Extracted records:
————————
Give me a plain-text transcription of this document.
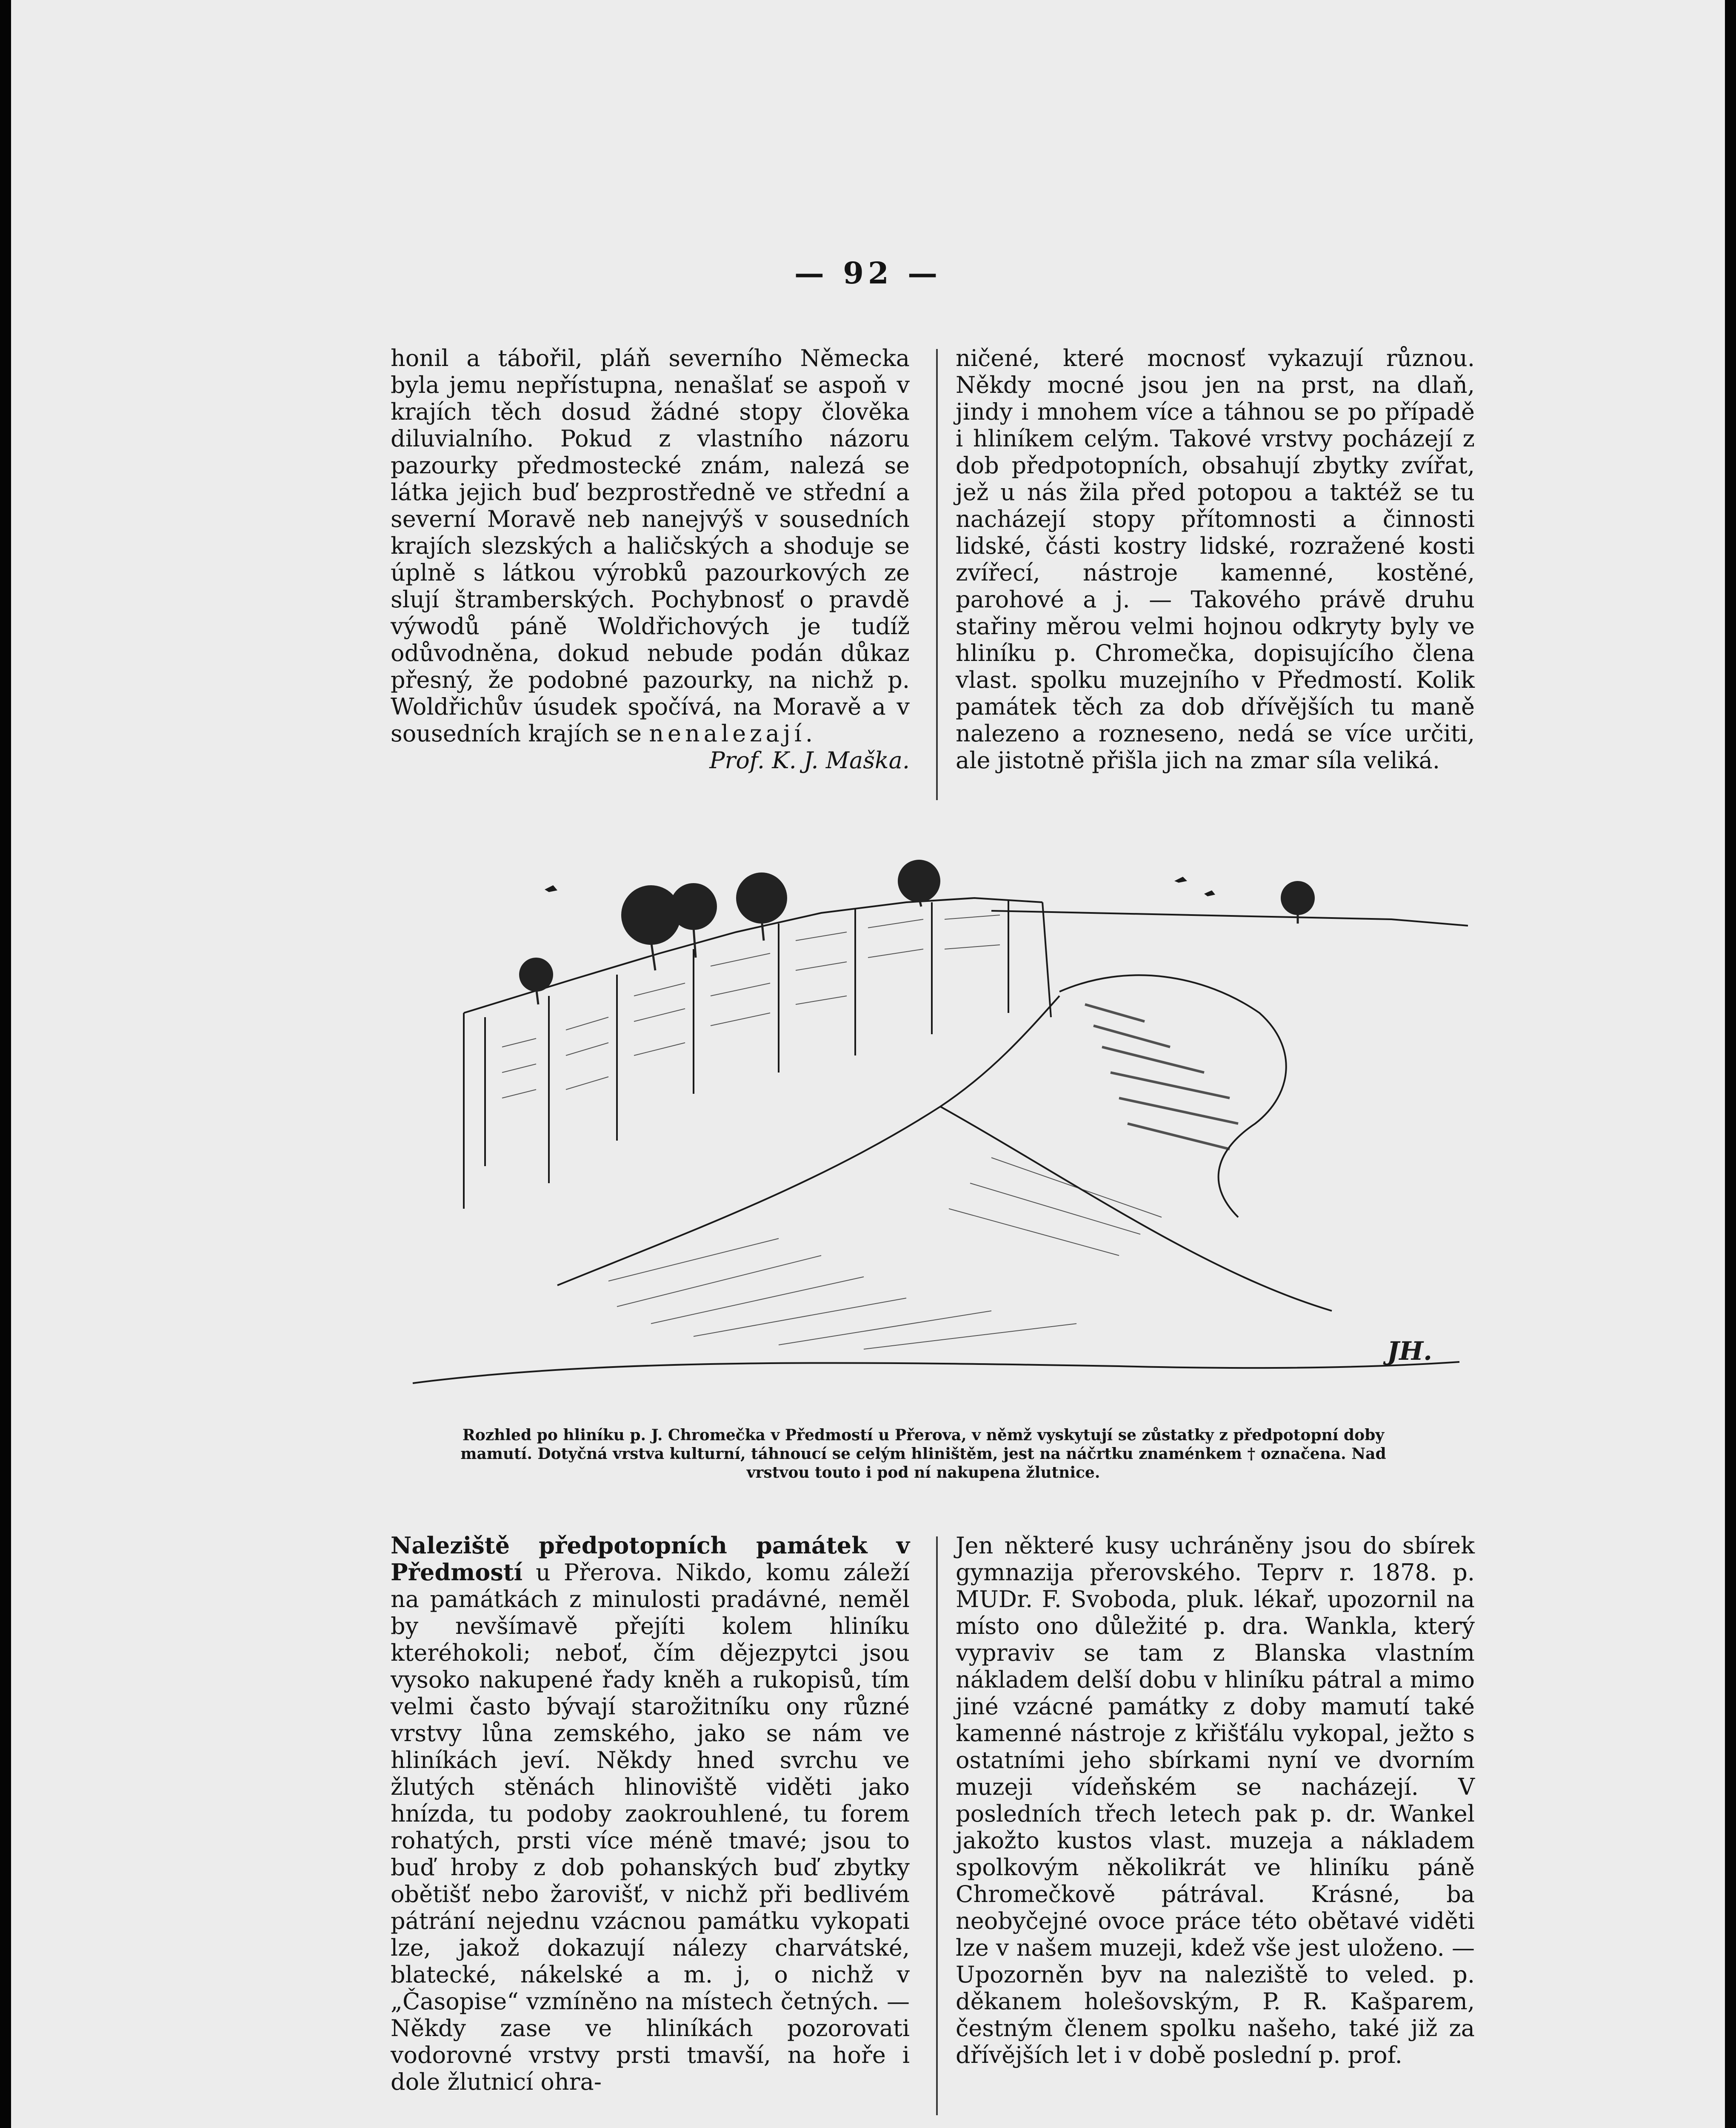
— 92 —

honil a tábořil, pláň severního Německa byla jemu nepřístupna, nenašlať se aspoň v krajích těch dosud žádné stopy člověka diluvialního. Pokud z vlastního názoru pazourky předmostecké znám, nalezá se látka jejich buď bezprostředně ve střední a severní Moravě neb nanejvýš v sousedních krajích slezských a haličských a shoduje se úplně s látkou výrobků pazourkových ze slují štramberských. Pochybnosť o pravdě výwodů páně Woldřichových je tudíž odůvodněna, dokud nebude podán důkaz přesný, že podobné pazourky, na nichž p. Woldřichův úsudek spočívá, na Moravě a v sousedních krajích se nenalezají.

Prof. K. J. Maška.

ničené, které mocnosť vykazují různou. Někdy mocné jsou jen na prst, na dlaň, jindy i mnohem více a táhnou se po případě i hliníkem celým. Takové vrstvy pocházejí z dob předpotopních, obsahují zbytky zvířat, jež u nás žila před potopou a taktéž se tu nacházejí stopy přítomnosti a činnosti lidské, části kostry lidské, rozražené kosti zvířecí, nástroje kamenné, kostěné, parohové a j. — Takového právě druhu stařiny měrou velmi hojnou odkryty byly ve hliníku p. Chromečka, dopisujícího člena vlast. spolku muzejního v Předmostí. Kolik památek těch za dob dřívějších tu maně nalezeno a rozneseno, nedá se více určiti, ale jistotně přišla jich na zmar síla veliká.

JH.
Rozhled po hliníku p. J. Chromečka v Předmostí u Přerova, v němž vyskytují se zůstatky z předpotopní doby mamutí. Dotyčná vrstva kulturní, táhnoucí se celým hliništěm, jest na náčrtku znaménkem † označena. Nad vrstvou touto i pod ní nakupena žlutnice.

Naleziště předpotopních památek v Předmostí u Přerova. Nikdo, komu záleží na památkách z minulosti pradávné, neměl by nevšímavě přejíti kolem hliníku kteréhokoli; neboť, čím dějezpytci jsou vysoko nakupené řady kněh a rukopisů, tím velmi často bývají starožitníku ony různé vrstvy lůna zemského, jako se nám ve hliníkách jeví. Někdy hned svrchu ve žlutých stěnách hlinoviště viděti jako hnízda, tu podoby zaokrouhlené, tu forem rohatých, prsti více méně tmavé; jsou to buď hroby z dob pohanských buď zbytky obětišť nebo žarovišť, v nichž při bedlivém pátrání nejednu vzácnou památku vykopati lze, jakož dokazují nálezy charvátské, blatecké, nákelské a m. j, o nichž v „Časopise“ vzmíněno na místech četných. — Někdy zase ve hliníkách pozorovati vodorovné vrstvy prsti tmavší, na hoře i dole žlutnicí ohra-

Jen některé kusy uchráněny jsou do sbírek gymnazija přerovského. Teprv r. 1878. p. MUDr. F. Svoboda, pluk. lékař, upozornil na místo ono důležité p. dra. Wankla, který vypraviv se tam z Blanska vlastním nákladem delší dobu v hliníku pátral a mimo jiné vzácné památky z doby mamutí také kamenné nástroje z křišťálu vykopal, ježto s ostatními jeho sbírkami nyní ve dvorním muzeji vídeňském se nacházejí. V posledních třech letech pak p. dr. Wankel jakožto kustos vlast. muzeja a nákladem spolkovým několikrát ve hliníku páně Chromečkově pátrával. Krásné, ba neobyčejné ovoce práce této obětavé viděti lze v našem muzeji, kdež vše jest uloženo. — Upozorněn byv na naleziště to veled. p. děkanem holešovským, P. R. Kašparem, čestným členem spolku našeho, také již za dřívějších let i v době poslední p. prof.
————————
▸ **Task to complete**: Word for word, quote the lines above. Omit the pictures.

▸ **Exercise solution**:
Give me a plain-text transcription of this document.
— 92 —

honil a tábořil, pláň severního Německa byla jemu nepřístupna, nenašlať se aspoň v krajích těch dosud žádné stopy člověka diluvialního. Pokud z vlastního názoru pazourky předmostecké znám, nalezá se látka jejich buď bezprostředně ve střední a severní Moravě neb nanejvýš v sousedních krajích slezských a haličských a shoduje se úplně s látkou výrobků pazourkových ze slují štramberských. Pochybnosť o pravdě výwodů páně Woldřichových je tudíž odůvodněna, dokud nebude podán důkaz přesný, že podobné pazourky, na nichž p. Woldřichův úsudek spočívá, na Moravě a v sousedních krajích se nenalezají.

Prof. K. J. Maška.

ničené, které mocnosť vykazují různou. Někdy mocné jsou jen na prst, na dlaň, jindy i mnohem více a táhnou se po případě i hliníkem celým. Takové vrstvy pocházejí z dob předpotopních, obsahují zbytky zvířat, jež u nás žila před potopou a taktéž se tu nacházejí stopy přítomnosti a činnosti lidské, části kostry lidské, rozražené kosti zvířecí, nástroje kamenné, kostěné, parohové a j. — Takového právě druhu stařiny měrou velmi hojnou odkryty byly ve hliníku p. Chromečka, dopisujícího člena vlast. spolku muzejního v Předmostí. Kolik památek těch za dob dřívějších tu maně nalezeno a rozneseno, nedá se více určiti, ale jistotně přišla jich na zmar síla veliká.

JH.
Rozhled po hliníku p. J. Chromečka v Předmostí u Přerova, v němž vyskytují se zůstatky z předpotopní doby mamutí. Dotyčná vrstva kulturní, táhnoucí se celým hliništěm, jest na náčrtku znaménkem † označena. Nad vrstvou touto i pod ní nakupena žlutnice.

Naleziště předpotopních památek v Předmostí u Přerova. Nikdo, komu záleží na památkách z minulosti pradávné, neměl by nevšímavě přejíti kolem hliníku kteréhokoli; neboť, čím dějezpytci jsou vysoko nakupené řady kněh a rukopisů, tím velmi často bývají starožitníku ony různé vrstvy lůna zemského, jako se nám ve hliníkách jeví. Někdy hned svrchu ve žlutých stěnách hlinoviště viděti jako hnízda, tu podoby zaokrouhlené, tu forem rohatých, prsti více méně tmavé; jsou to buď hroby z dob pohanských buď zbytky obětišť nebo žarovišť, v nichž při bedlivém pátrání nejednu vzácnou památku vykopati lze, jakož dokazují nálezy charvátské, blatecké, nákelské a m. j, o nichž v „Časopise“ vzmíněno na místech četných. — Někdy zase ve hliníkách pozorovati vodorovné vrstvy prsti tmavší, na hoře i dole žlutnicí ohra-

Jen některé kusy uchráněny jsou do sbírek gymnazija přerovského. Teprv r. 1878. p. MUDr. F. Svoboda, pluk. lékař, upozornil na místo ono důležité p. dra. Wankla, který vypraviv se tam z Blanska vlastním nákladem delší dobu v hliníku pátral a mimo jiné vzácné památky z doby mamutí také kamenné nástroje z křišťálu vykopal, ježto s ostatními jeho sbírkami nyní ve dvorním muzeji vídeňském se nacházejí. V posledních třech letech pak p. dr. Wankel jakožto kustos vlast. muzeja a nákladem spolkovým několikrát ve hliníku páně Chromečkově pátrával. Krásné, ba neobyčejné ovoce práce této obětavé viděti lze v našem muzeji, kdež vše jest uloženo. — Upozorněn byv na naleziště to veled. p. děkanem holešovským, P. R. Kašparem, čestným členem spolku našeho, také již za dřívějších let i v době poslední p. prof.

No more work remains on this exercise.